------ Exercise material
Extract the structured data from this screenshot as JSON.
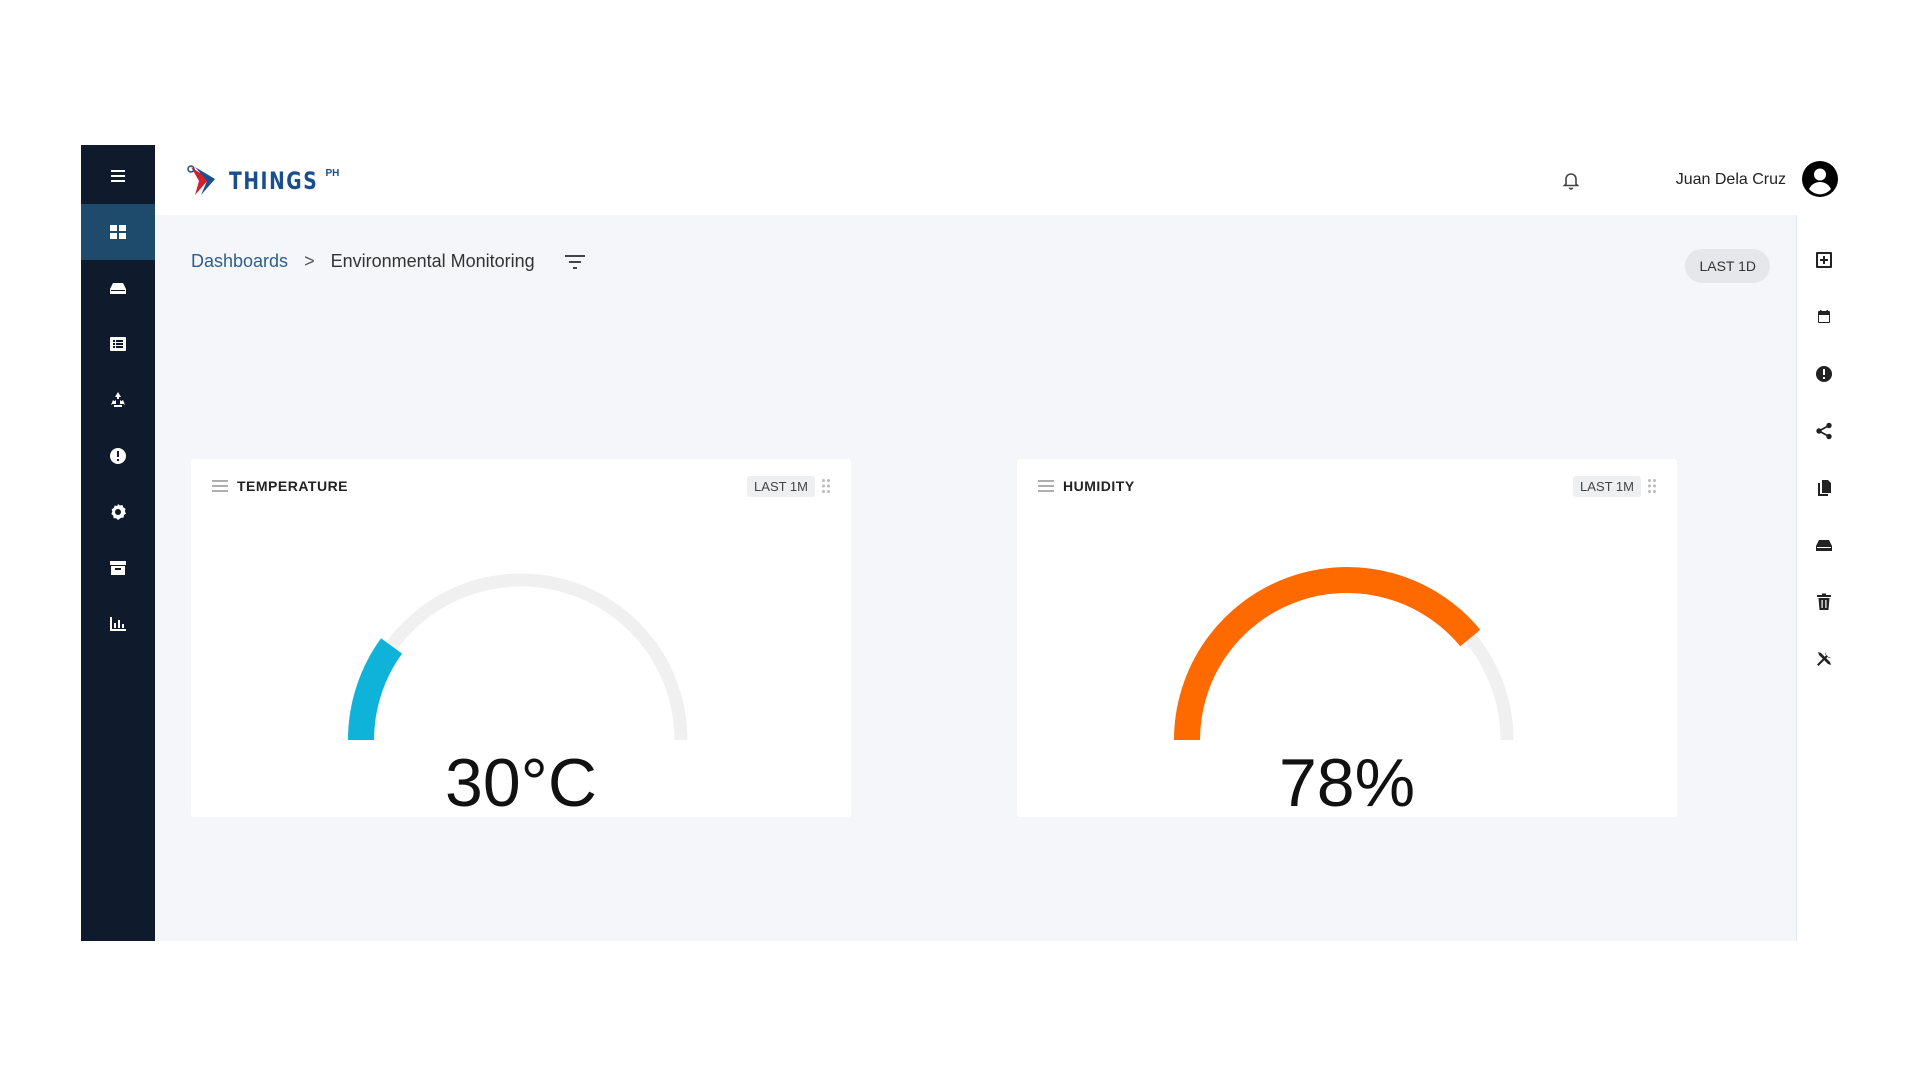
{
  "app": {
    "logo_text": "THINGS",
    "logo_sup": "PH",
    "user_name": "Juan Dela Cruz"
  },
  "sidebar": {
    "items": [
      {
        "icon": "menu-icon"
      },
      {
        "icon": "dashboard-icon",
        "active": true
      },
      {
        "icon": "device-icon"
      },
      {
        "icon": "list-icon"
      },
      {
        "icon": "recycle-icon"
      },
      {
        "icon": "alert-icon"
      },
      {
        "icon": "settings-icon"
      },
      {
        "icon": "archive-icon"
      },
      {
        "icon": "chart-icon"
      }
    ]
  },
  "breadcrumb": {
    "root": "Dashboards",
    "separator": ">",
    "current": "Environmental Monitoring"
  },
  "toolbar": {
    "timewindow": "LAST 1D"
  },
  "widgets": [
    {
      "title": "TEMPERATURE",
      "timewindow": "LAST 1M",
      "display_value": "30°C",
      "fill_fraction": 0.2,
      "color": "#0fb3d9"
    },
    {
      "title": "HUMIDITY",
      "timewindow": "LAST 1M",
      "display_value": "78%",
      "fill_fraction": 0.78,
      "color": "#ff6a00"
    }
  ],
  "right_toolbar": {
    "items": [
      "add-widget-icon",
      "calendar-icon",
      "alert-icon",
      "share-icon",
      "copy-icon",
      "device-icon",
      "delete-icon",
      "tools-icon"
    ]
  },
  "colors": {
    "sidebar_bg": "#0f1a2c",
    "sidebar_active": "#1e4a6b",
    "gauge_track": "#f0f0f0"
  }
}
------------
> Task to complete
Print the complete listing exactly as it stands, without its pictures.

> Solution for this problem
Extract the structured data from this screenshot as JSON.
{
  "app": {
    "logo_text": "THINGS",
    "logo_sup": "PH",
    "user_name": "Juan Dela Cruz"
  },
  "sidebar": {
    "items": [
      {
        "icon": "menu-icon"
      },
      {
        "icon": "dashboard-icon",
        "active": true
      },
      {
        "icon": "device-icon"
      },
      {
        "icon": "list-icon"
      },
      {
        "icon": "recycle-icon"
      },
      {
        "icon": "alert-icon"
      },
      {
        "icon": "settings-icon"
      },
      {
        "icon": "archive-icon"
      },
      {
        "icon": "chart-icon"
      }
    ]
  },
  "breadcrumb": {
    "root": "Dashboards",
    "separator": ">",
    "current": "Environmental Monitoring"
  },
  "toolbar": {
    "timewindow": "LAST 1D"
  },
  "widgets": [
    {
      "title": "TEMPERATURE",
      "timewindow": "LAST 1M",
      "display_value": "30°C",
      "fill_fraction": 0.2,
      "color": "#0fb3d9"
    },
    {
      "title": "HUMIDITY",
      "timewindow": "LAST 1M",
      "display_value": "78%",
      "fill_fraction": 0.78,
      "color": "#ff6a00"
    }
  ],
  "right_toolbar": {
    "items": [
      "add-widget-icon",
      "calendar-icon",
      "alert-icon",
      "share-icon",
      "copy-icon",
      "device-icon",
      "delete-icon",
      "tools-icon"
    ]
  },
  "colors": {
    "sidebar_bg": "#0f1a2c",
    "sidebar_active": "#1e4a6b",
    "gauge_track": "#f0f0f0"
  }
}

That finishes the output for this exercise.